Supplied data

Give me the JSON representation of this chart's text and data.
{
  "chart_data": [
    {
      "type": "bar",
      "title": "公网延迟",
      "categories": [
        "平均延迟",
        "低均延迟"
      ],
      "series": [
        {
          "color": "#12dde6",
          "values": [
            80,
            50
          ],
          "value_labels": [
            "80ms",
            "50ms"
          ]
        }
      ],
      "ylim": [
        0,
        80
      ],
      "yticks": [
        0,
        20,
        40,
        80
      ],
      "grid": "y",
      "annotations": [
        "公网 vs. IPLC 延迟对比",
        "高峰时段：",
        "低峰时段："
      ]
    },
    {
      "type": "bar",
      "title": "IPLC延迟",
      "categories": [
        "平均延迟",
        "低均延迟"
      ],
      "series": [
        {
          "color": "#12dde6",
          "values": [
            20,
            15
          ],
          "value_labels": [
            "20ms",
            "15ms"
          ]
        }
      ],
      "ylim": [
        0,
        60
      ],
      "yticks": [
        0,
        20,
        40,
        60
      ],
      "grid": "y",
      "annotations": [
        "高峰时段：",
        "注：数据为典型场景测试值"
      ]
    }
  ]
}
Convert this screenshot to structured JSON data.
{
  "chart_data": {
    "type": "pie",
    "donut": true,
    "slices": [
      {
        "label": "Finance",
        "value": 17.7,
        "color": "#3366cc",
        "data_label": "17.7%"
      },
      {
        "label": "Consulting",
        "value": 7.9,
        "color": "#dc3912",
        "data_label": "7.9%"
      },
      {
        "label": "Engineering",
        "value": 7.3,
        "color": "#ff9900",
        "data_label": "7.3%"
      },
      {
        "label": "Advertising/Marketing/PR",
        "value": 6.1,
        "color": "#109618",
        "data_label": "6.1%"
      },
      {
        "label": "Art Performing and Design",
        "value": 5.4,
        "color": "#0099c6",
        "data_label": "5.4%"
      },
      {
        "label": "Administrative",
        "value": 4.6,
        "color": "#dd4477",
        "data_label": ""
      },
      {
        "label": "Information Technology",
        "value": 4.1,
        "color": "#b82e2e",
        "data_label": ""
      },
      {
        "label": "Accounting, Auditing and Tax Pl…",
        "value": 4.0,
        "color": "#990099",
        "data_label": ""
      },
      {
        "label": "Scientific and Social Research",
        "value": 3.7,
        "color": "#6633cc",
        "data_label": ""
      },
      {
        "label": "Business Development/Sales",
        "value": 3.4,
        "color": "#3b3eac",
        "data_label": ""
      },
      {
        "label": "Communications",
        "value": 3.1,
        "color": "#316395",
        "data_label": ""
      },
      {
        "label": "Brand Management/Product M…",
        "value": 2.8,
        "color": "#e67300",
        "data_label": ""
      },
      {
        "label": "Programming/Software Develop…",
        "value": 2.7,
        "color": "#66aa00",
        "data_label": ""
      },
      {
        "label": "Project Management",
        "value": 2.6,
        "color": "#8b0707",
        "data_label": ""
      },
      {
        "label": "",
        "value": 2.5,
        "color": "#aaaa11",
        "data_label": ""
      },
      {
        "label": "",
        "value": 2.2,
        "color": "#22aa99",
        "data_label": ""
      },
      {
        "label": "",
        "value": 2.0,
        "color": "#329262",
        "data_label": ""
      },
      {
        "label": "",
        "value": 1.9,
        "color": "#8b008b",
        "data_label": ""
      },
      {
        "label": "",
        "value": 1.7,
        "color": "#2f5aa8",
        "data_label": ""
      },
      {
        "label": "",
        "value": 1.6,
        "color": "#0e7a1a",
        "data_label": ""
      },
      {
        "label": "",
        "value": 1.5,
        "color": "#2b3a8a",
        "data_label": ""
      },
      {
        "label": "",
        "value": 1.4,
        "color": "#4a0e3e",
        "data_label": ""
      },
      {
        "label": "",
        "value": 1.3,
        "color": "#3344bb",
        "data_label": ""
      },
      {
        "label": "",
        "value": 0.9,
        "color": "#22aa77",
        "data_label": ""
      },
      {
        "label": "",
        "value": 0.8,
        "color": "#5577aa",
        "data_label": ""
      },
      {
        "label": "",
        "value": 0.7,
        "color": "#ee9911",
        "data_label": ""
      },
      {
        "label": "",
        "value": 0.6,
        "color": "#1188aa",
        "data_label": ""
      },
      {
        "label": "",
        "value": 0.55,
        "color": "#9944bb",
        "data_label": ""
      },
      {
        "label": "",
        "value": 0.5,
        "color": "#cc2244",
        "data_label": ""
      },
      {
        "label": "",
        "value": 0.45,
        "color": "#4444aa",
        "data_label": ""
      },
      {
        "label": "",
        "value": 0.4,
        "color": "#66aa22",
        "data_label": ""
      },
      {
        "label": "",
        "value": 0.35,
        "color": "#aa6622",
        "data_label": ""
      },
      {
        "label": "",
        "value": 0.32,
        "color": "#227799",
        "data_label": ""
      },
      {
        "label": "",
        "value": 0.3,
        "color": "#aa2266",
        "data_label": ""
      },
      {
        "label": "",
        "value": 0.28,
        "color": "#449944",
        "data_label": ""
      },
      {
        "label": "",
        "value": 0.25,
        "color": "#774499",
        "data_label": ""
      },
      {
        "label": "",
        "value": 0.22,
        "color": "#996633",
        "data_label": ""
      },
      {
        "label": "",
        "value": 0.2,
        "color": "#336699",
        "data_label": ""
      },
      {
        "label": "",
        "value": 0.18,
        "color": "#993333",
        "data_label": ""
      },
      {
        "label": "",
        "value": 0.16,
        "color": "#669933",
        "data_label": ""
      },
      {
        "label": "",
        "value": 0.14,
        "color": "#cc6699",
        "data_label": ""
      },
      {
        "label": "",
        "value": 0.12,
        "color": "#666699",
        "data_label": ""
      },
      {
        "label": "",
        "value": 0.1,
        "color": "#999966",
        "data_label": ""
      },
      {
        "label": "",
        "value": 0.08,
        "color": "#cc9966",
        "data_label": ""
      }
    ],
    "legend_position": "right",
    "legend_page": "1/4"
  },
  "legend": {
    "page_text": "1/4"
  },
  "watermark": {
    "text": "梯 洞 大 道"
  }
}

Exercise description
Make an exact copy of every entry.

Finished answer
Give me the JSON representation of this chart's text and data.
{
  "chart_data": [
    {
      "type": "bar",
      "title": "公网延迟",
      "categories": [
        "平均延迟",
        "低均延迟"
      ],
      "series": [
        {
          "color": "#12dde6",
          "values": [
            80,
            50
          ],
          "value_labels": [
            "80ms",
            "50ms"
          ]
        }
      ],
      "ylim": [
        0,
        80
      ],
      "yticks": [
        0,
        20,
        40,
        80
      ],
      "grid": "y",
      "annotations": [
        "公网 vs. IPLC 延迟对比",
        "高峰时段：",
        "低峰时段："
      ]
    },
    {
      "type": "bar",
      "title": "IPLC延迟",
      "categories": [
        "平均延迟",
        "低均延迟"
      ],
      "series": [
        {
          "color": "#12dde6",
          "values": [
            20,
            15
          ],
          "value_labels": [
            "20ms",
            "15ms"
          ]
        }
      ],
      "ylim": [
        0,
        60
      ],
      "yticks": [
        0,
        20,
        40,
        60
      ],
      "grid": "y",
      "annotations": [
        "高峰时段：",
        "注：数据为典型场景测试值"
      ]
    }
  ]
}
Convert this screenshot to structured JSON data.
{
  "chart_data": {
    "type": "pie",
    "donut": true,
    "slices": [
      {
        "label": "Finance",
        "value": 17.7,
        "color": "#3366cc",
        "data_label": "17.7%"
      },
      {
        "label": "Consulting",
        "value": 7.9,
        "color": "#dc3912",
        "data_label": "7.9%"
      },
      {
        "label": "Engineering",
        "value": 7.3,
        "color": "#ff9900",
        "data_label": "7.3%"
      },
      {
        "label": "Advertising/Marketing/PR",
        "value": 6.1,
        "color": "#109618",
        "data_label": "6.1%"
      },
      {
        "label": "Art Performing and Design",
        "value": 5.4,
        "color": "#0099c6",
        "data_label": "5.4%"
      },
      {
        "label": "Administrative",
        "value": 4.6,
        "color": "#dd4477",
        "data_label": ""
      },
      {
        "label": "Information Technology",
        "value": 4.1,
        "color": "#b82e2e",
        "data_label": ""
      },
      {
        "label": "Accounting, Auditing and Tax Pl…",
        "value": 4.0,
        "color": "#990099",
        "data_label": ""
      },
      {
        "label": "Scientific and Social Research",
        "value": 3.7,
        "color": "#6633cc",
        "data_label": ""
      },
      {
        "label": "Business Development/Sales",
        "value": 3.4,
        "color": "#3b3eac",
        "data_label": ""
      },
      {
        "label": "Communications",
        "value": 3.1,
        "color": "#316395",
        "data_label": ""
      },
      {
        "label": "Brand Management/Product M…",
        "value": 2.8,
        "color": "#e67300",
        "data_label": ""
      },
      {
        "label": "Programming/Software Develop…",
        "value": 2.7,
        "color": "#66aa00",
        "data_label": ""
      },
      {
        "label": "Project Management",
        "value": 2.6,
        "color": "#8b0707",
        "data_label": ""
      },
      {
        "label": "",
        "value": 2.5,
        "color": "#aaaa11",
        "data_label": ""
      },
      {
        "label": "",
        "value": 2.2,
        "color": "#22aa99",
        "data_label": ""
      },
      {
        "label": "",
        "value": 2.0,
        "color": "#329262",
        "data_label": ""
      },
      {
        "label": "",
        "value": 1.9,
        "color": "#8b008b",
        "data_label": ""
      },
      {
        "label": "",
        "value": 1.7,
        "color": "#2f5aa8",
        "data_label": ""
      },
      {
        "label": "",
        "value": 1.6,
        "color": "#0e7a1a",
        "data_label": ""
      },
      {
        "label": "",
        "value": 1.5,
        "color": "#2b3a8a",
        "data_label": ""
      },
      {
        "label": "",
        "value": 1.4,
        "color": "#4a0e3e",
        "data_label": ""
      },
      {
        "label": "",
        "value": 1.3,
        "color": "#3344bb",
        "data_label": ""
      },
      {
        "label": "",
        "value": 0.9,
        "color": "#22aa77",
        "data_label": ""
      },
      {
        "label": "",
        "value": 0.8,
        "color": "#5577aa",
        "data_label": ""
      },
      {
        "label": "",
        "value": 0.7,
        "color": "#ee9911",
        "data_label": ""
      },
      {
        "label": "",
        "value": 0.6,
        "color": "#1188aa",
        "data_label": ""
      },
      {
        "label": "",
        "value": 0.55,
        "color": "#9944bb",
        "data_label": ""
      },
      {
        "label": "",
        "value": 0.5,
        "color": "#cc2244",
        "data_label": ""
      },
      {
        "label": "",
        "value": 0.45,
        "color": "#4444aa",
        "data_label": ""
      },
      {
        "label": "",
        "value": 0.4,
        "color": "#66aa22",
        "data_label": ""
      },
      {
        "label": "",
        "value": 0.35,
        "color": "#aa6622",
        "data_label": ""
      },
      {
        "label": "",
        "value": 0.32,
        "color": "#227799",
        "data_label": ""
      },
      {
        "label": "",
        "value": 0.3,
        "color": "#aa2266",
        "data_label": ""
      },
      {
        "label": "",
        "value": 0.28,
        "color": "#449944",
        "data_label": ""
      },
      {
        "label": "",
        "value": 0.25,
        "color": "#774499",
        "data_label": ""
      },
      {
        "label": "",
        "value": 0.22,
        "color": "#996633",
        "data_label": ""
      },
      {
        "label": "",
        "value": 0.2,
        "color": "#336699",
        "data_label": ""
      },
      {
        "label": "",
        "value": 0.18,
        "color": "#993333",
        "data_label": ""
      },
      {
        "label": "",
        "value": 0.16,
        "color": "#669933",
        "data_label": ""
      },
      {
        "label": "",
        "value": 0.14,
        "color": "#cc6699",
        "data_label": ""
      },
      {
        "label": "",
        "value": 0.12,
        "color": "#666699",
        "data_label": ""
      },
      {
        "label": "",
        "value": 0.1,
        "color": "#999966",
        "data_label": ""
      },
      {
        "label": "",
        "value": 0.08,
        "color": "#cc9966",
        "data_label": ""
      }
    ],
    "legend_position": "right",
    "legend_page": "1/4"
  },
  "legend": {
    "page_text": "1/4"
  },
  "watermark": {
    "text": "梯 洞 大 道"
  }
}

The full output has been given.